◆ Exercise task ◆
Your task is to copy every record exactly.

◆ Provided records ◆

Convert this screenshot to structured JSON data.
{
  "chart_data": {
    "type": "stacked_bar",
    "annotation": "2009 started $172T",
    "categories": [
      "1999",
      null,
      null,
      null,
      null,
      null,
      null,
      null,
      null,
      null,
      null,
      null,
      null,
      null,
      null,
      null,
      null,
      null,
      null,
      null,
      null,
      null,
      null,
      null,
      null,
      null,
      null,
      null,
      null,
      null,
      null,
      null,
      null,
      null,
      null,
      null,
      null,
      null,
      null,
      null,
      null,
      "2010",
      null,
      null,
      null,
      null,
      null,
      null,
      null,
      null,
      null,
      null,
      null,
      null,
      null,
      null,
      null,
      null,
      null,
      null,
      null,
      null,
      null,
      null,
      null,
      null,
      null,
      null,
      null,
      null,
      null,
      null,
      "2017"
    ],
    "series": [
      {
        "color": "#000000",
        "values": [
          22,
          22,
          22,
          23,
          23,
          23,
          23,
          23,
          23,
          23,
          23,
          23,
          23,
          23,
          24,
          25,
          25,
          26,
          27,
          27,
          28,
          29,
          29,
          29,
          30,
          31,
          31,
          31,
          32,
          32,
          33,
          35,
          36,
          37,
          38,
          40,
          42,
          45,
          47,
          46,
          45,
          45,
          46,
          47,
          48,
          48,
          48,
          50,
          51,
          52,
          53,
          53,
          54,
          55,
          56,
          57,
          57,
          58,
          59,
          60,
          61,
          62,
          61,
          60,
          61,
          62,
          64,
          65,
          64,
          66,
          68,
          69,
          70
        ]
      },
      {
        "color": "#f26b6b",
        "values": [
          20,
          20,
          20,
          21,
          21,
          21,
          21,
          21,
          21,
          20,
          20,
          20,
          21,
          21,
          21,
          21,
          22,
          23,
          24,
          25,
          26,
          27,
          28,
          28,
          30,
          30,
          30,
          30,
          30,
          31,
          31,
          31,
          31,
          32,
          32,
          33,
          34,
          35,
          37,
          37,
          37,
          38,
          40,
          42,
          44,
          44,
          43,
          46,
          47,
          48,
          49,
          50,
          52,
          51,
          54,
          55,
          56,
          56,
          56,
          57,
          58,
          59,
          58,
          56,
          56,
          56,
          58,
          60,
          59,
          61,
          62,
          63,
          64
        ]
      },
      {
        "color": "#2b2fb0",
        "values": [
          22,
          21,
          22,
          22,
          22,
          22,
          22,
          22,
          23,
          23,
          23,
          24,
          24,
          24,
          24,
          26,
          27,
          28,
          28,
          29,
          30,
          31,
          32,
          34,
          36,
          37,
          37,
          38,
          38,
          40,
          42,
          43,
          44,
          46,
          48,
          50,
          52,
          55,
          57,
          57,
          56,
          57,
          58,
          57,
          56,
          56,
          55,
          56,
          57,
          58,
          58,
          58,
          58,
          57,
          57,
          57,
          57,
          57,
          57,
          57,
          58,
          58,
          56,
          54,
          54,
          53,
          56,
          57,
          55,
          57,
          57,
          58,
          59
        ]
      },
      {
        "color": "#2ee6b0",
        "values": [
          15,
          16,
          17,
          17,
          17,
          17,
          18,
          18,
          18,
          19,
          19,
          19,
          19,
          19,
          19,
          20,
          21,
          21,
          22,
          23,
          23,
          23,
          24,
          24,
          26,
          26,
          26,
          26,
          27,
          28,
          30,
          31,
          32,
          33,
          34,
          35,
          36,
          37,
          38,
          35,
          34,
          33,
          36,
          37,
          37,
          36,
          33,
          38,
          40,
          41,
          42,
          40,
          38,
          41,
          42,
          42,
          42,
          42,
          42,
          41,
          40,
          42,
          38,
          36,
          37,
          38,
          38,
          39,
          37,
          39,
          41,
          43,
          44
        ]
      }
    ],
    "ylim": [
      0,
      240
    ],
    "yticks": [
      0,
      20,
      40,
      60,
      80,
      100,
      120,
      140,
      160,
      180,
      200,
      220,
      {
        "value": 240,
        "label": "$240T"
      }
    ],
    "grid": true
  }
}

◆ Answer to the problem ◆
Convert this screenshot to structured JSON data.
{
  "chart_data": {
    "type": "stacked_bar",
    "annotation": "2009 started $172T",
    "categories": [
      "1999",
      null,
      null,
      null,
      null,
      null,
      null,
      null,
      null,
      null,
      null,
      null,
      null,
      null,
      null,
      null,
      null,
      null,
      null,
      null,
      null,
      null,
      null,
      null,
      null,
      null,
      null,
      null,
      null,
      null,
      null,
      null,
      null,
      null,
      null,
      null,
      null,
      null,
      null,
      null,
      null,
      "2010",
      null,
      null,
      null,
      null,
      null,
      null,
      null,
      null,
      null,
      null,
      null,
      null,
      null,
      null,
      null,
      null,
      null,
      null,
      null,
      null,
      null,
      null,
      null,
      null,
      null,
      null,
      null,
      null,
      null,
      null,
      "2017"
    ],
    "series": [
      {
        "color": "#000000",
        "values": [
          22,
          22,
          22,
          23,
          23,
          23,
          23,
          23,
          23,
          23,
          23,
          23,
          23,
          23,
          24,
          25,
          25,
          26,
          27,
          27,
          28,
          29,
          29,
          29,
          30,
          31,
          31,
          31,
          32,
          32,
          33,
          35,
          36,
          37,
          38,
          40,
          42,
          45,
          47,
          46,
          45,
          45,
          46,
          47,
          48,
          48,
          48,
          50,
          51,
          52,
          53,
          53,
          54,
          55,
          56,
          57,
          57,
          58,
          59,
          60,
          61,
          62,
          61,
          60,
          61,
          62,
          64,
          65,
          64,
          66,
          68,
          69,
          70
        ]
      },
      {
        "color": "#f26b6b",
        "values": [
          20,
          20,
          20,
          21,
          21,
          21,
          21,
          21,
          21,
          20,
          20,
          20,
          21,
          21,
          21,
          21,
          22,
          23,
          24,
          25,
          26,
          27,
          28,
          28,
          30,
          30,
          30,
          30,
          30,
          31,
          31,
          31,
          31,
          32,
          32,
          33,
          34,
          35,
          37,
          37,
          37,
          38,
          40,
          42,
          44,
          44,
          43,
          46,
          47,
          48,
          49,
          50,
          52,
          51,
          54,
          55,
          56,
          56,
          56,
          57,
          58,
          59,
          58,
          56,
          56,
          56,
          58,
          60,
          59,
          61,
          62,
          63,
          64
        ]
      },
      {
        "color": "#2b2fb0",
        "values": [
          22,
          21,
          22,
          22,
          22,
          22,
          22,
          22,
          23,
          23,
          23,
          24,
          24,
          24,
          24,
          26,
          27,
          28,
          28,
          29,
          30,
          31,
          32,
          34,
          36,
          37,
          37,
          38,
          38,
          40,
          42,
          43,
          44,
          46,
          48,
          50,
          52,
          55,
          57,
          57,
          56,
          57,
          58,
          57,
          56,
          56,
          55,
          56,
          57,
          58,
          58,
          58,
          58,
          57,
          57,
          57,
          57,
          57,
          57,
          57,
          58,
          58,
          56,
          54,
          54,
          53,
          56,
          57,
          55,
          57,
          57,
          58,
          59
        ]
      },
      {
        "color": "#2ee6b0",
        "values": [
          15,
          16,
          17,
          17,
          17,
          17,
          18,
          18,
          18,
          19,
          19,
          19,
          19,
          19,
          19,
          20,
          21,
          21,
          22,
          23,
          23,
          23,
          24,
          24,
          26,
          26,
          26,
          26,
          27,
          28,
          30,
          31,
          32,
          33,
          34,
          35,
          36,
          37,
          38,
          35,
          34,
          33,
          36,
          37,
          37,
          36,
          33,
          38,
          40,
          41,
          42,
          40,
          38,
          41,
          42,
          42,
          42,
          42,
          42,
          41,
          40,
          42,
          38,
          36,
          37,
          38,
          38,
          39,
          37,
          39,
          41,
          43,
          44
        ]
      }
    ],
    "ylim": [
      0,
      240
    ],
    "yticks": [
      0,
      20,
      40,
      60,
      80,
      100,
      120,
      140,
      160,
      180,
      200,
      220,
      {
        "value": 240,
        "label": "$240T"
      }
    ],
    "grid": true
  }
}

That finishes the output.